EXERCISE GOAL
From the entries below, tally how many lines contain "experience" and report only that figure.
____ SUPPLIED RECORDS
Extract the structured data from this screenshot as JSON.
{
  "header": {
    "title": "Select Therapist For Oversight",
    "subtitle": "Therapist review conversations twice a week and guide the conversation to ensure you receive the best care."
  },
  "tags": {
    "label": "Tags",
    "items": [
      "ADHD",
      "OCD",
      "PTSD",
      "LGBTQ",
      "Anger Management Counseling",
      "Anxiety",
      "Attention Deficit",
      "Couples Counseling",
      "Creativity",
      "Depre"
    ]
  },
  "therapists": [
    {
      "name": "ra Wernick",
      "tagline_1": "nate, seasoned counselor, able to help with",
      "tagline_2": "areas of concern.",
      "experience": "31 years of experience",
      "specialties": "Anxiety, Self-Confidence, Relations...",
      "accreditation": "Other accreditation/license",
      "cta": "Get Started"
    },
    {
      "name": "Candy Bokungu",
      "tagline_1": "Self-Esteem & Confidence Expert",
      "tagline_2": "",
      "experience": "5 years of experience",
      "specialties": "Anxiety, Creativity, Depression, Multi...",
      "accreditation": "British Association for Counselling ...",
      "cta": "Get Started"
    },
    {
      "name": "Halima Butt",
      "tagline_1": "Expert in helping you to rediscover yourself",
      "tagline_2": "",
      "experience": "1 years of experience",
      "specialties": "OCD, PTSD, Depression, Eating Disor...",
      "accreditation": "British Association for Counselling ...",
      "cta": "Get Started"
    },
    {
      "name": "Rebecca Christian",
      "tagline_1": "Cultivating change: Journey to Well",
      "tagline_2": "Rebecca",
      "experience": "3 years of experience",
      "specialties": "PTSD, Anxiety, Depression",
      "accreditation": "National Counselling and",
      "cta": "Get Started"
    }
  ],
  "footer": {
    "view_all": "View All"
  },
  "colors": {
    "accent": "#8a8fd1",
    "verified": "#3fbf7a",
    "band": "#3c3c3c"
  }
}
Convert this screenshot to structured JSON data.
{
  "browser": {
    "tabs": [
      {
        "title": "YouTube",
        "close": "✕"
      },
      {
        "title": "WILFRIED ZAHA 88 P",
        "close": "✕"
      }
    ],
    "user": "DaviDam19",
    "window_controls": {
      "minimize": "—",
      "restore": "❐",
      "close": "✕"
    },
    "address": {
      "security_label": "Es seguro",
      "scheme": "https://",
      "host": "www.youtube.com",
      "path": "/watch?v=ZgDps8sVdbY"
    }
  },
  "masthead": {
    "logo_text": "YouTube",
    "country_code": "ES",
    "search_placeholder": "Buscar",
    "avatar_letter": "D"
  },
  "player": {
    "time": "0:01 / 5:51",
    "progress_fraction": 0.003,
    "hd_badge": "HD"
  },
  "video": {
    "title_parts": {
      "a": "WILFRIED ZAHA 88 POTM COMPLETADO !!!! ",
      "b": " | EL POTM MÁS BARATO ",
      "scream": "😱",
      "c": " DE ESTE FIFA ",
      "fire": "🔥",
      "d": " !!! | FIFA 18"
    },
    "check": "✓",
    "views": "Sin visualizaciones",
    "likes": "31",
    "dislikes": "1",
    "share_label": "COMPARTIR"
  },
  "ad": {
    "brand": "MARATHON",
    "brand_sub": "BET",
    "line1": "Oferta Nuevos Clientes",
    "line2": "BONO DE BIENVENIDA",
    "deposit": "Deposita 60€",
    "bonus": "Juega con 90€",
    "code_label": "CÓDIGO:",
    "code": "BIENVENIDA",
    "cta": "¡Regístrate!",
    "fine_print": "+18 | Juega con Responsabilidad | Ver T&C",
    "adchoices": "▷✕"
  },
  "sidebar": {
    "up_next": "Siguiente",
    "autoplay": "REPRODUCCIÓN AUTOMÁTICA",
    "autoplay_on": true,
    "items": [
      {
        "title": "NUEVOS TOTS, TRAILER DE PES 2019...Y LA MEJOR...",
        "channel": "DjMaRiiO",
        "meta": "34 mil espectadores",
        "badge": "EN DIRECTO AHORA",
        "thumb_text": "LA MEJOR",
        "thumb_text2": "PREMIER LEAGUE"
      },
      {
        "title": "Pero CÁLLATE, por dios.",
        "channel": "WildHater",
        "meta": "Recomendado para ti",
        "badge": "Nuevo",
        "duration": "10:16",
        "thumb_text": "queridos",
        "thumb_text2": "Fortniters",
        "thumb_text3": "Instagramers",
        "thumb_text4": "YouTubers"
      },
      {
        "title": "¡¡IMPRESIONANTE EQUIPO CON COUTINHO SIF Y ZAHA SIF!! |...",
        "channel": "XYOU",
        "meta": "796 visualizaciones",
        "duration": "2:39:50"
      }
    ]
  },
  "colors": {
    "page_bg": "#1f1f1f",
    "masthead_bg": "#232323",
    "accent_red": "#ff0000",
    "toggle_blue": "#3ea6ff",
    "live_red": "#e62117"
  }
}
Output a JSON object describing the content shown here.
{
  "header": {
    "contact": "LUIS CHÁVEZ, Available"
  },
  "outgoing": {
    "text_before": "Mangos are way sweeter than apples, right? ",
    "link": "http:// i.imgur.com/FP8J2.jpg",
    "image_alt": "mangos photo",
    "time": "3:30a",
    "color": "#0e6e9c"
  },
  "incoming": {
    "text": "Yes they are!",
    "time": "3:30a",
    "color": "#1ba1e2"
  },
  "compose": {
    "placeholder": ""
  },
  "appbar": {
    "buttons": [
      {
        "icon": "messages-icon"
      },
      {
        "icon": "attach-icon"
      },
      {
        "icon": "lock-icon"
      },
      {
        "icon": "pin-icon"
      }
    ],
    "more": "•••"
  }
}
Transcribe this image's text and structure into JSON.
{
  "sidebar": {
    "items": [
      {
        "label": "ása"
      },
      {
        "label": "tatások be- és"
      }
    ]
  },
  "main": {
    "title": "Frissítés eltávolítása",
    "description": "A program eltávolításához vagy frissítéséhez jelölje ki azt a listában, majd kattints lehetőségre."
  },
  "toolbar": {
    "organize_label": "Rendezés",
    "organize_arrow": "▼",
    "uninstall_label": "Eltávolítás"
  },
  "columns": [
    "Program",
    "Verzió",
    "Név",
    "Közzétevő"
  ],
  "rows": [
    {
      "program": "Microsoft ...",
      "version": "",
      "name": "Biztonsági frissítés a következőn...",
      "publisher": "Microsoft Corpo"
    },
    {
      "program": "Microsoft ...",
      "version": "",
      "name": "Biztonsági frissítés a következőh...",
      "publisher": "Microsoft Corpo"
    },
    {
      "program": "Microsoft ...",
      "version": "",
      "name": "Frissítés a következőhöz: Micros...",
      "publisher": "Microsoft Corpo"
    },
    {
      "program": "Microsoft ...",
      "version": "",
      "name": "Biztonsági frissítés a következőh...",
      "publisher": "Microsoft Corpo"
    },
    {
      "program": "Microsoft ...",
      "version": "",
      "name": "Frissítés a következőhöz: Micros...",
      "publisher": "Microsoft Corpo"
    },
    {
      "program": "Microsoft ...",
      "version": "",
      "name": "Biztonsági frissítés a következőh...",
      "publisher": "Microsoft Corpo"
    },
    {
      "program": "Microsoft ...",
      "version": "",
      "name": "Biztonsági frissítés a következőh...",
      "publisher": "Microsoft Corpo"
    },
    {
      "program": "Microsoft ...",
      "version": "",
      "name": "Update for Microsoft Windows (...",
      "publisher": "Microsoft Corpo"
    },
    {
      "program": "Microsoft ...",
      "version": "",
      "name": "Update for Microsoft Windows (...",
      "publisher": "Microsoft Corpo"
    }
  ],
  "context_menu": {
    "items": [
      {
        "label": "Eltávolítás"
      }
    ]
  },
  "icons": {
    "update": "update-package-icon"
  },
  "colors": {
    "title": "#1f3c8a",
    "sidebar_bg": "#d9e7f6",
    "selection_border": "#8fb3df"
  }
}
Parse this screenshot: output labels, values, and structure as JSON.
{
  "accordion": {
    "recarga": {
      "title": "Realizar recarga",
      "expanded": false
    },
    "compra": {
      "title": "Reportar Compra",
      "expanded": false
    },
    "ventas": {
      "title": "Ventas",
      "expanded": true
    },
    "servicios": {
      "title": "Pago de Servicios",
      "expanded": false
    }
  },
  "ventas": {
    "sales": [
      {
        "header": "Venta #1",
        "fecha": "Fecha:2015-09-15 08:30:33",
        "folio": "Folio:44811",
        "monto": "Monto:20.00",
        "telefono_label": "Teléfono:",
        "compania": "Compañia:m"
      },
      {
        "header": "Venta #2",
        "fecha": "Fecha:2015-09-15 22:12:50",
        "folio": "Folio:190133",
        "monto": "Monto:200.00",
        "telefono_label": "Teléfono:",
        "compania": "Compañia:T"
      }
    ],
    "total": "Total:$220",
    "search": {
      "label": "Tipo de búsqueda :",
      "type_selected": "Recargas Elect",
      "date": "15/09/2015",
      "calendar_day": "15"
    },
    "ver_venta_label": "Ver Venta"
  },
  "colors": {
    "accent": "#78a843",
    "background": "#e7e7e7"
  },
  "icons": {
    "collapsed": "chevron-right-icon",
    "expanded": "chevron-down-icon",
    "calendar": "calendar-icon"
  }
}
________
WORKED SOLUTION
4